Please return every line of the records below that contains the string "boxes", matching case exactly.

###

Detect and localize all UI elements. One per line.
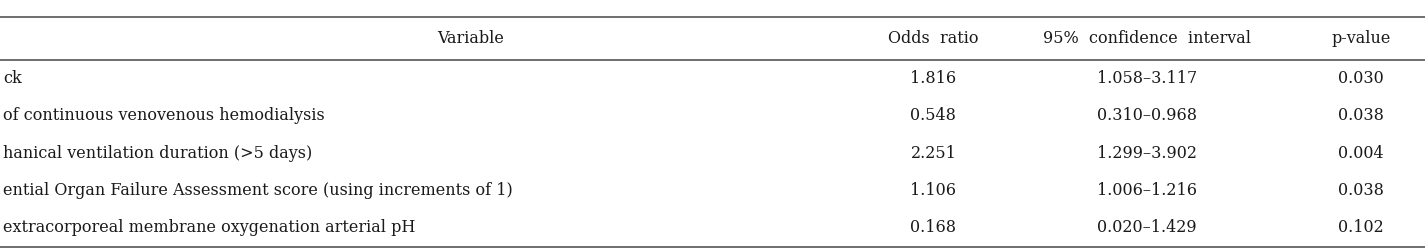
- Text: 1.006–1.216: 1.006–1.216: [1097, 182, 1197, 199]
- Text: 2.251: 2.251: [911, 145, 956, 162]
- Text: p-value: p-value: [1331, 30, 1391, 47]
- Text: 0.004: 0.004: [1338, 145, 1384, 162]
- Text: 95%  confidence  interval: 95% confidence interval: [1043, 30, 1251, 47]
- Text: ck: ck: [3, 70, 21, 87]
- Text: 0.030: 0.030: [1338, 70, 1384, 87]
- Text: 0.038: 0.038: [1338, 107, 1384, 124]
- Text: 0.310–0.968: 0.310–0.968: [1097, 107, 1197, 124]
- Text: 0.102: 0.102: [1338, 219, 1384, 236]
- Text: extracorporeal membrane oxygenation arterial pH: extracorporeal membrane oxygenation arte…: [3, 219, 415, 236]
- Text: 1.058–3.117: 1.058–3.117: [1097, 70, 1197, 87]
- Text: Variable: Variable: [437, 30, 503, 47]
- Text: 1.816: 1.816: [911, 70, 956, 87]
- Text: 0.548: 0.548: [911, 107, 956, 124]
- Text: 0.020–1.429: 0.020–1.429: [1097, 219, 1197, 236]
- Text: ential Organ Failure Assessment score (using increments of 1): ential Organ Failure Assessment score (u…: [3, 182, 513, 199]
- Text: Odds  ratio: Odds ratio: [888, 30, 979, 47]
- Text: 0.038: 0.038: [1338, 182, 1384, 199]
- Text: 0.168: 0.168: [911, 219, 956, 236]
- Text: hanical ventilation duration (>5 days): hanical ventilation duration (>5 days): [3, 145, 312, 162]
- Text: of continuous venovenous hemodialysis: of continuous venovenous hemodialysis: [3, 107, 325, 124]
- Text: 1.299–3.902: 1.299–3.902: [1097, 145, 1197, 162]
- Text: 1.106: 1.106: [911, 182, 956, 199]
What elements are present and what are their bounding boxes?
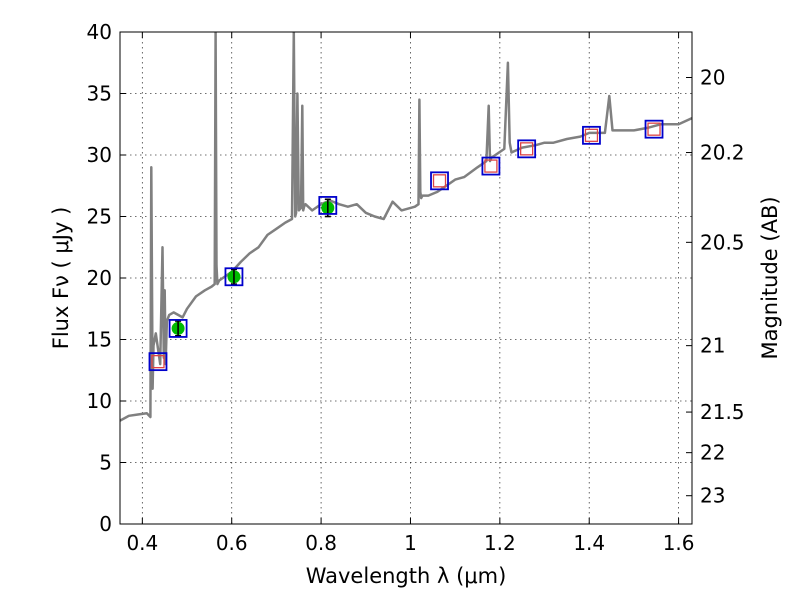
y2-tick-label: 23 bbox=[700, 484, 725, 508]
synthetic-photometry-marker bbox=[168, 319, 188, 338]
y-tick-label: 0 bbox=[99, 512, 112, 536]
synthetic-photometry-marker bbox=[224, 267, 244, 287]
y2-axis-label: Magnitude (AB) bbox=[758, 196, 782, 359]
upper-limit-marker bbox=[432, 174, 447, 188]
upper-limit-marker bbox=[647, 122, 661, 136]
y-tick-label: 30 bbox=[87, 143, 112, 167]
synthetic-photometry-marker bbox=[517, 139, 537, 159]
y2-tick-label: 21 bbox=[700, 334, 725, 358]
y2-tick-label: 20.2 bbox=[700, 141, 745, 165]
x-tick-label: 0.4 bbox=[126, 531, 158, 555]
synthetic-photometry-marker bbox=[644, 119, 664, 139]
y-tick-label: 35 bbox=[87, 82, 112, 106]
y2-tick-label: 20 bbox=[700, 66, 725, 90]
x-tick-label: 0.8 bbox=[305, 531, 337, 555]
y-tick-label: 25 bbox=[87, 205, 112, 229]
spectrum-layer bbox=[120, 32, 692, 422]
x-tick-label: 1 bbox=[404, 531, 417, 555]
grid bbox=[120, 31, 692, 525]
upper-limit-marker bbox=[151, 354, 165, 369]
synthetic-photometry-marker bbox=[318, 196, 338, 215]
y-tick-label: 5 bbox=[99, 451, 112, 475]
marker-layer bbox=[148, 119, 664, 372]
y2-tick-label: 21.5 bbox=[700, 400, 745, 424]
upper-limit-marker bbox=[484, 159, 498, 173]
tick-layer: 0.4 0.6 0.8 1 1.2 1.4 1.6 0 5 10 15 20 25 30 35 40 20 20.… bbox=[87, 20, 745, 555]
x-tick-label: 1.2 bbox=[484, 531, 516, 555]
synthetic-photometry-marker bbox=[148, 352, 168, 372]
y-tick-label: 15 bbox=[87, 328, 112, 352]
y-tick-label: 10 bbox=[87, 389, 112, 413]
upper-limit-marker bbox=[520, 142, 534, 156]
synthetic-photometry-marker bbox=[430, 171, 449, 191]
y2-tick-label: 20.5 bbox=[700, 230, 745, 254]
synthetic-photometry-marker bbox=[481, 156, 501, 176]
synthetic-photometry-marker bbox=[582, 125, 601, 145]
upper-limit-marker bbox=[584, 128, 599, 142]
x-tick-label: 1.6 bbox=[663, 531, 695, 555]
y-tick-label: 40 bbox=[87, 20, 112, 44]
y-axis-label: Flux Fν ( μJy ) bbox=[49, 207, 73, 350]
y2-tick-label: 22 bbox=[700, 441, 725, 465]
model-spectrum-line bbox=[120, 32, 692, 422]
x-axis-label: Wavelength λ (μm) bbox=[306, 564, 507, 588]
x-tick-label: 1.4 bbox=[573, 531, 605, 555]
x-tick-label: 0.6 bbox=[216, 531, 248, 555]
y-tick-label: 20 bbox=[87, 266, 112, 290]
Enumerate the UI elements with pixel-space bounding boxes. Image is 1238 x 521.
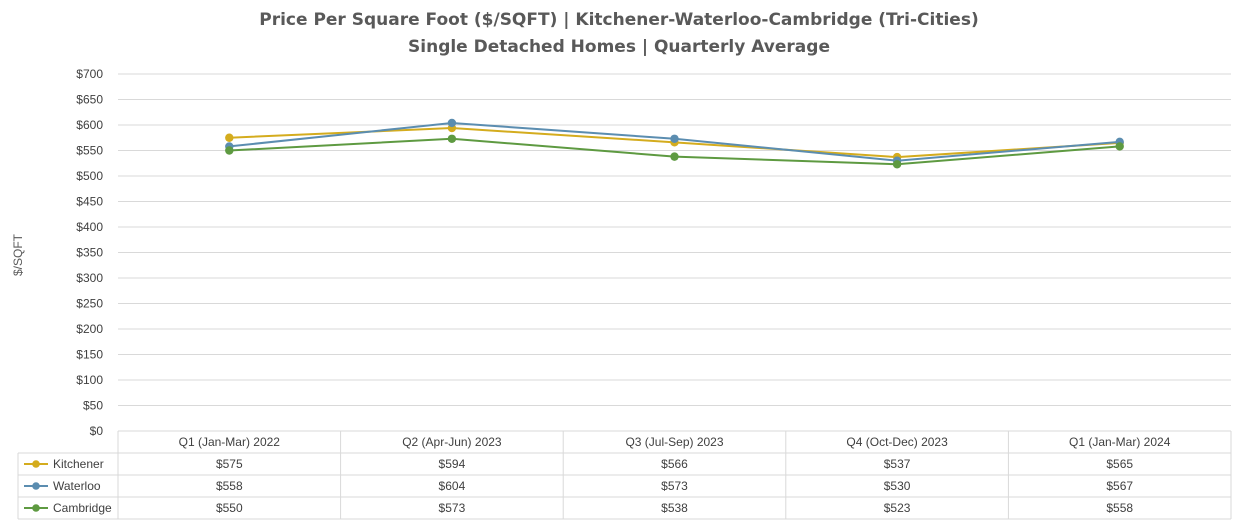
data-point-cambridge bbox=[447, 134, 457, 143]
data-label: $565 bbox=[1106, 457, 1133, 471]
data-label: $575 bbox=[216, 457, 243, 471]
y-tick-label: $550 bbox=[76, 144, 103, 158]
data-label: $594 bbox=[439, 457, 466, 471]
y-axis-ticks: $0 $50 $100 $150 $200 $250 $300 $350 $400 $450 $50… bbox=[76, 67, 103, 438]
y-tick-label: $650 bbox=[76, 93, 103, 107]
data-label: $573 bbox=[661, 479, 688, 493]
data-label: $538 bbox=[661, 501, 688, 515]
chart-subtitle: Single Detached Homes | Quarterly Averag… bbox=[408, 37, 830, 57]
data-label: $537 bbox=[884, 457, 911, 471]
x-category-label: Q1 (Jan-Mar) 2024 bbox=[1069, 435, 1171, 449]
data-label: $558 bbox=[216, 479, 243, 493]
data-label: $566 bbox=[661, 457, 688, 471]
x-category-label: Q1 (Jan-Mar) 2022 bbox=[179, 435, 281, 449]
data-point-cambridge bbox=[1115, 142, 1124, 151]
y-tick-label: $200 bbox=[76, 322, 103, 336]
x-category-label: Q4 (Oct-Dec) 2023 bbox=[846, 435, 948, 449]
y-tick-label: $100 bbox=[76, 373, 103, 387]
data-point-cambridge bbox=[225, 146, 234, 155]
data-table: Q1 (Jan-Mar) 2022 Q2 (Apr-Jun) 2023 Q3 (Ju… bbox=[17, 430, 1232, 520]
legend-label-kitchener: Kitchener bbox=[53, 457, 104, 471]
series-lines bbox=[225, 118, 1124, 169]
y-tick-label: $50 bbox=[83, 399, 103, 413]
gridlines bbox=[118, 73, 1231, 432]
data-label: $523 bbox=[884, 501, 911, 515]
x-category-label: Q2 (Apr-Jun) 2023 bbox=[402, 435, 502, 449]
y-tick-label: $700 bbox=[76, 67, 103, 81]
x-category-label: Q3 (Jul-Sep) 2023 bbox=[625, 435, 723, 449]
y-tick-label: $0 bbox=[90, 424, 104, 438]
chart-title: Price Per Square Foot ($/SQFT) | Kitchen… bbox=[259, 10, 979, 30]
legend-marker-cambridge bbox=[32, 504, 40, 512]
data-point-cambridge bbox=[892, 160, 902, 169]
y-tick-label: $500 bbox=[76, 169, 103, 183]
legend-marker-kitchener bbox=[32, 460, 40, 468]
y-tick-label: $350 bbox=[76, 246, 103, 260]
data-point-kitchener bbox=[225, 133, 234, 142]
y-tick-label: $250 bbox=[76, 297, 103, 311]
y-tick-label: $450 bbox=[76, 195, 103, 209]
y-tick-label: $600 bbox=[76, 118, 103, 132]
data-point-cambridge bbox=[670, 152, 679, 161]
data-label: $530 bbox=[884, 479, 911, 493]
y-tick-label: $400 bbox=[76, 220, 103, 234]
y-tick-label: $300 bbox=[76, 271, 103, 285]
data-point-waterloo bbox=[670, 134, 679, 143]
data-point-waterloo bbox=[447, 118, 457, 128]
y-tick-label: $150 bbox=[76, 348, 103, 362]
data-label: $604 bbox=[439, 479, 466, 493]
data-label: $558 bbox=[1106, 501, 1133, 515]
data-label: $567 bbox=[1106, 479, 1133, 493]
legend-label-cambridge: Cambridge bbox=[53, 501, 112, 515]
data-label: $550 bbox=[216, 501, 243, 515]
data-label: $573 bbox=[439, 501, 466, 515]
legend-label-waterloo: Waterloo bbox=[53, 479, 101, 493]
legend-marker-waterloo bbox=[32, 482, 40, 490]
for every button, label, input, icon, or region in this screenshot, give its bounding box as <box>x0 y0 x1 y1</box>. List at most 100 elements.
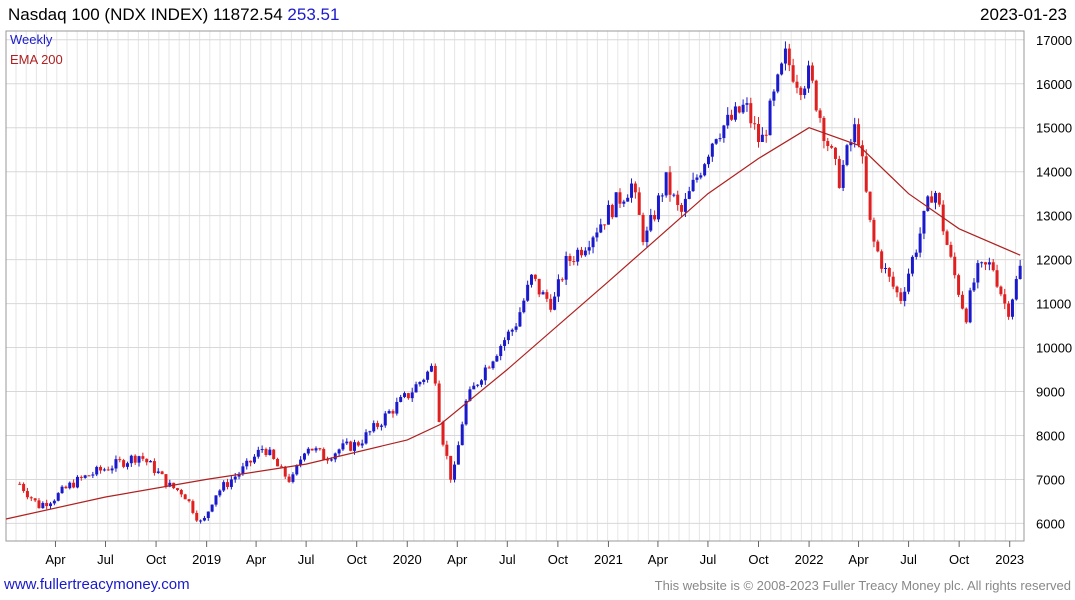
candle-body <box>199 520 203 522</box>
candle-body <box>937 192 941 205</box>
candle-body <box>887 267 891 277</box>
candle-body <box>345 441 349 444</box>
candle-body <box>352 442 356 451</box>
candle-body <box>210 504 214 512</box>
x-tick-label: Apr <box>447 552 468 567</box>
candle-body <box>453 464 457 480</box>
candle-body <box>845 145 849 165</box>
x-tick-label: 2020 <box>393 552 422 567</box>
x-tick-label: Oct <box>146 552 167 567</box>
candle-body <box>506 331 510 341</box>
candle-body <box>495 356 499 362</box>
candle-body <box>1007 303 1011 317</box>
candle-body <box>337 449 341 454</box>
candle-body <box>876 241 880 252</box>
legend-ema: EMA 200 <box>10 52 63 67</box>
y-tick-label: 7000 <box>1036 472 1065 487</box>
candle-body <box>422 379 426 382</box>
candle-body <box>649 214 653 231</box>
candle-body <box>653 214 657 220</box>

###

- _Full output_
What elements are present and what are their bounding boxes?
Enumerate the UI elements with pixel-space bounding boxes. Image is 1238 x 521.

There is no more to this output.